── Provided records

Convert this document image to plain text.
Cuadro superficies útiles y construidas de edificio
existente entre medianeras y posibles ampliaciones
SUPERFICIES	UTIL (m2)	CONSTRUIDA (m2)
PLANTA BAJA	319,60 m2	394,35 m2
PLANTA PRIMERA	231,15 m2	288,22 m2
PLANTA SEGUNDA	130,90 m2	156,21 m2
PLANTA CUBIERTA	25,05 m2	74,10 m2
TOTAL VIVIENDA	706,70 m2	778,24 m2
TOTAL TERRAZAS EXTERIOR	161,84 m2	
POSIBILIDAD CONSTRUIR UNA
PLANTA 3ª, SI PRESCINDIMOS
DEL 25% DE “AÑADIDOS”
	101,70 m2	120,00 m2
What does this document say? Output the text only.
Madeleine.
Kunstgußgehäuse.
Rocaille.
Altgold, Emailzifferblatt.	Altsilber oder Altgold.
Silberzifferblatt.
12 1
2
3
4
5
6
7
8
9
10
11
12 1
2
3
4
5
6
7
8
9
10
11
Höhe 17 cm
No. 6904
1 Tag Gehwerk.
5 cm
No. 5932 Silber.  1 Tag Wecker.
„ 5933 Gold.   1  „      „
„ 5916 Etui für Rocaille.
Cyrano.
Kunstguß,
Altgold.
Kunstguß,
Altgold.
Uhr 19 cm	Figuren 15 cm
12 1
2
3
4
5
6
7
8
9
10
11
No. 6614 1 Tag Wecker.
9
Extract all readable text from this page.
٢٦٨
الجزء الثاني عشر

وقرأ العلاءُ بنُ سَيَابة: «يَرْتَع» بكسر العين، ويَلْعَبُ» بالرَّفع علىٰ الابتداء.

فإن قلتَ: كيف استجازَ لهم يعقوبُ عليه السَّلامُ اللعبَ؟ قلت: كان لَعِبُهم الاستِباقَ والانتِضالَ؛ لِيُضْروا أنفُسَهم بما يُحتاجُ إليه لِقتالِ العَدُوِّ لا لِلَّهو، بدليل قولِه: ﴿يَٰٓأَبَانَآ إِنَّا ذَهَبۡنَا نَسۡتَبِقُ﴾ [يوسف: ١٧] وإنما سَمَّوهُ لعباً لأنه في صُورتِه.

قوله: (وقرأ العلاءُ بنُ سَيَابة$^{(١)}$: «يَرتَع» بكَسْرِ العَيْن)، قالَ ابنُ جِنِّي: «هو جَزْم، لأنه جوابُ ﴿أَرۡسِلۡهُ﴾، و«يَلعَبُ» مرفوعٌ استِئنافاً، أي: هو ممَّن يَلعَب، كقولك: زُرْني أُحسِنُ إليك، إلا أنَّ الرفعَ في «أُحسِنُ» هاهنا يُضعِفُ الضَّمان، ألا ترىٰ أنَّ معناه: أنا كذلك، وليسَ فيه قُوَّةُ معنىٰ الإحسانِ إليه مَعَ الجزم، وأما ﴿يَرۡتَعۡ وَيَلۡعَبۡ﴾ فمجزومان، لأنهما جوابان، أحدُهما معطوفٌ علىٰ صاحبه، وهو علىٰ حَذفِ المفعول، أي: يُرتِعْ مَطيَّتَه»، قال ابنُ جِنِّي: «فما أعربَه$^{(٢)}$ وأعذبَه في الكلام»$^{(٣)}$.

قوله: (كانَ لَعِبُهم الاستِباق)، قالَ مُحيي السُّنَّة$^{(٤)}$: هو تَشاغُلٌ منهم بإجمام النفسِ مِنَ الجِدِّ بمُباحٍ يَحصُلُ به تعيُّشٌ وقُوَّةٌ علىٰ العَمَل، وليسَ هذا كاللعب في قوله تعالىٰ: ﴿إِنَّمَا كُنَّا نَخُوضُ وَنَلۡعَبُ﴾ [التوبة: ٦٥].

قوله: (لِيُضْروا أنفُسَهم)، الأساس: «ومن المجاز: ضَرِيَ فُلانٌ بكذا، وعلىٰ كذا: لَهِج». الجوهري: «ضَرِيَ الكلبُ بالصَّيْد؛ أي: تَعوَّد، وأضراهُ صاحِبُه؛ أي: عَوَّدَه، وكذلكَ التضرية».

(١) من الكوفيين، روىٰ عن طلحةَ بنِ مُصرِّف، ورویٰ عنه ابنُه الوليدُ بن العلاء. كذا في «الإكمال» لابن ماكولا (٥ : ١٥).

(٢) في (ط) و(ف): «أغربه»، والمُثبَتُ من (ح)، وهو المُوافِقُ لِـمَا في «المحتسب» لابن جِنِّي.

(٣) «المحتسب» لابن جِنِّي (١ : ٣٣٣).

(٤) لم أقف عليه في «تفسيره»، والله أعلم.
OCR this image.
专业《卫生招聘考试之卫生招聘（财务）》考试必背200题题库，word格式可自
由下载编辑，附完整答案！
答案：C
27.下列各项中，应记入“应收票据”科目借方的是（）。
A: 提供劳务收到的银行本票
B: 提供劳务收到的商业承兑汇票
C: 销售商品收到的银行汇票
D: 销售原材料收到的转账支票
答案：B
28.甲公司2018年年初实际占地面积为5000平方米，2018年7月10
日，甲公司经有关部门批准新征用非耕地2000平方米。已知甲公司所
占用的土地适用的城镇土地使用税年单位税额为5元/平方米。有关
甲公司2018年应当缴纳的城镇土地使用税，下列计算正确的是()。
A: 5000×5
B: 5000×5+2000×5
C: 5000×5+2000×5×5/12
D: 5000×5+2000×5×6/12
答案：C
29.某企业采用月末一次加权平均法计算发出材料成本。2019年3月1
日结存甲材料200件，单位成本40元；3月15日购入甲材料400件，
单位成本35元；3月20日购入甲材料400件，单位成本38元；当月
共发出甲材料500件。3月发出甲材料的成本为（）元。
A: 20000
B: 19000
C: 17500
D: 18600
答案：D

────

Your instructions →
From the material above, gather all lines that include the string "this" and copy them.

Full answer →
Convert this document image to plain text.
What does this document say? Output the text only.
Extract all readable text from this page.
OCR this image.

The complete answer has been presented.